══ Data provided ══

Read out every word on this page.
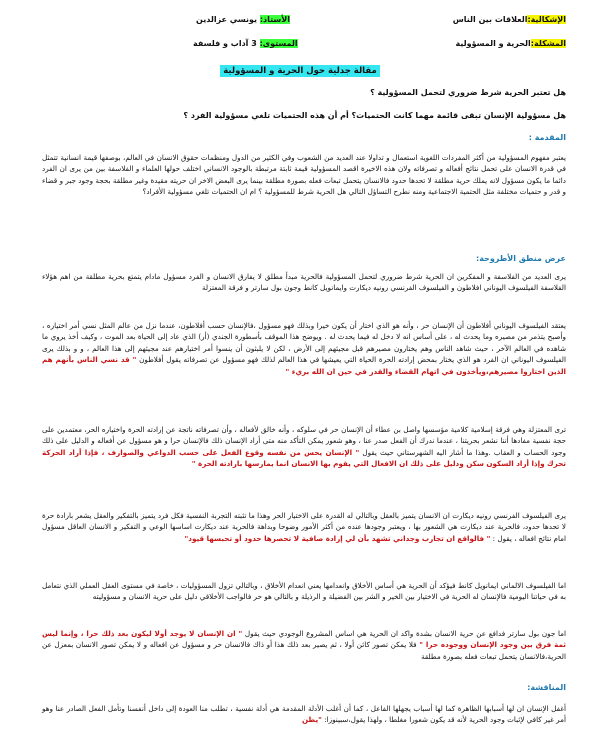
الإشكالية:العلاقات بين الناس
الأستاذ: يونسي عزالدين
المشكلة:الحرية و المسؤولية
المستوى: 3 آداب و فلسفة
مقالة جدلية حول الحرية و المسؤولية
هل تعتبر الحرية شرط ضروري لتحمل المسؤولية ؟
هل مسؤولية الإنسان تبقى قائمة مهما كانت الحتميات؟ أم أن هذه الحتميات تلغي مسؤولية الفرد ؟
المقدمة :
يعتبر مفهوم المسؤولية من أكثر المفردات اللغوية استعمال و تداولا عند العديد من الشعوب وفي الكثير من الدول ومنظمات حقوق الانسان في العالم، بوصفها قيمة انسانية تتمثل في قدرة الانسان على تحمل نتائج أفعاله و تصرفاته ولان هذه الاخيرة اقصد المسؤولية قيمة ثابتة مرتبطة بالوجود الانساني اختلف حولها العلماء و الفلاسفة بين من يرى ان الفرد دائما ما يكون مسؤول لانه يملك حرية مطلقة لا تحدها حدود فالانسان يتحمل تبعات فعله بصورة مطلقة بينما يرى البعض الاخر ان حريته مقيدة وغير مطلقة بحجة وجود جبر و قضاء و قدر و حتميات مختلفة مثل الحتمية الاجتماعية ومنه نطرح التساؤل التالي هل الحرية شرط للمسؤولية ؟ ام ان الحتميات تلغي مسؤولية الأفراد؟
عرض منطق الأطروحة:
يرى العديد من الفلاسفة و المفكرين ان الحرية شرط ضروري لتحمل المسؤولية فالحرية مبدأ مطلق لا يفارق الانسان و الفرد مسؤول مادام يتمتع بحرية مطلقة من اهم هؤلاء الفلاسفة الفيلسوف اليوناني افلاطون و الفيلسوف الفرنسي رونيه ديكارت وايمانويل كانط وجون بول سارتر و فرقة المعتزلة
يعتقد الفيلسوف اليوناني أفلاطون أن الإنسان حر ، وأنه هو الذي اختار أن يكون خيرا وبذلك فهو مسؤول ،فالإنسان حسب أفلاطون، عندما نزل من عالم المثل نسي أمر اختياره ، وأصبح يتذمر من مصيره وما يحدث له ، على أساس انه لا دخل له فيما يحدث له . ويوضح هذا الموقف بأسطورة الجندي (أر) الذي عاد إلى الحياة بعد الموت ، وكيف أخذ يروي ما شاهده في العالم الآخر ، حيث شاهد الناس وهم يختارون مصيرهم قبل مجيئهم إلى الأرض ، لكن لا يلبثون أن ينسوا أمر اختيارهم عند مجيئهم إلى هذا العالم ، و و بذلك يرى الفيلسوف اليوناني ان الفرد هو الذي يختار بمحض إرادته الحرة الحياة التي يعيشها في هذا العالم لذلك فهو مسؤول عن تصرفاته يقول أفلاطون " قد نسي الناس بأنهم هم الذين اختاروا مصيرهم،ويأخذون في اتهام القضاء والقدر في حين ان الله بريء "
ترى المعتزلة وهي فرقة إسلامية كلامية مؤسسها واصل بن عطاء أن الإنسان حر في سلوكه ، وأنه خالق لأفعاله ، وأن تصرفاته ناتجة عن إرادته الحرة واختياره الحر، معتمدين على حجة نفسية مفادها أننا نشعر بحريتنا ، عندما ندرك أن الفعل صدر عنا ، وهو شعور يمكن التأكد منه متى أراد الإنسان ذلك فالإنسان حرا و هو مسؤول عن أفعاله و الدليل على ذلك وجود الحساب و العقاب .وهذا ما أشار اليه الشهرستاني حيث يقول " الإنسان يحس من نفسه وقوع الفعل على حسب الدواعي والصوارف ، فإذا أراد الحركة تحرك وإذا أراد السكون سكن ودليل على ذلك ان الافعال التي يقوم بها الانسان انما يمارسها بارادته الحرة "
يرى الفيلسوف الفرنسي رونيه ديكارت ان الانسان يتميز بالعقل وبالتالي له القدرة على الاختيار الحر وهذا ما تثبته التجربة النفسية فكل فرد يتميز بالتفكير والعقل يشعر بارادة حرة لا تحدها حدود، فالحرية عند ديكارت هي الشعور بها ، ويعتبر وجودها عنده من أكثر الأمور وضوحا وبداهة فالحرية عند ديكارت اساسها الوعي و التفكير و الانسان العاقل مسؤول امام نتائج افعاله ، يقول : " فالواقع ان تجارب وجداني تشهد بأن لي إرادة صافية لا تحصرها حدود أو تحبسها قيود"
اما الفيلسوف الالماني ايمانويل كانط فيؤكد أن الحرية هي أساس الأخلاق وانعدامها يعني انعدام الأخلاق ، وبالتالي تزول المسؤوليات ، خاصة في مستوى العقل العملي الذي نتعامل به في حياتنا اليومية فالإنسان له الحرية في الاختيار بين الخير و الشر بين الفضيلة و الرذيلة و بالتالي هو حر فالواجب الأخلاقي دليل على حرية الانسان و مسؤوليته
اما جون بول سارتر فدافع عن حرية الانسان بشدة واكد ان الحرية هي اساس المشروع الوجودي حيث يقول " ان الإنسان لا يوجد أولا ليكون بعد ذلك حرا ، وإنما ليس ثمة فرق بين وجود الإنسان ووجوده حرا " فلا يمكن تصور كائن أولا ، ثم يصير بعد ذلك هذا أو ذاك فالانسان حر و مسؤول عن افعاله و لا يمكن تصور الانسان بمعزل عن الحرية،فالانسان يتحمل تبعات فعله بصورة مطلقة
المناقشة:
أغفل الإنسان ان لها أسبابها الظاهرة كما لها أسباب يجهلها الفاعل ، كما أن أغلب الأدلة المقدمة هي أدلة نفسية ، تطلب منا العودة إلى داخل أنفسنا وتأمل الفعل الصادر عنا وهو أمر غير كافي لإثبات وجود الحرية لأنه قد يكون شعورا مغلطا ، ولهذا يقول،سبينوزا: "يظن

═══

Task directions
How many lines in the listing above contain the string "المقدمة"? Answer with the number only.

Final result
2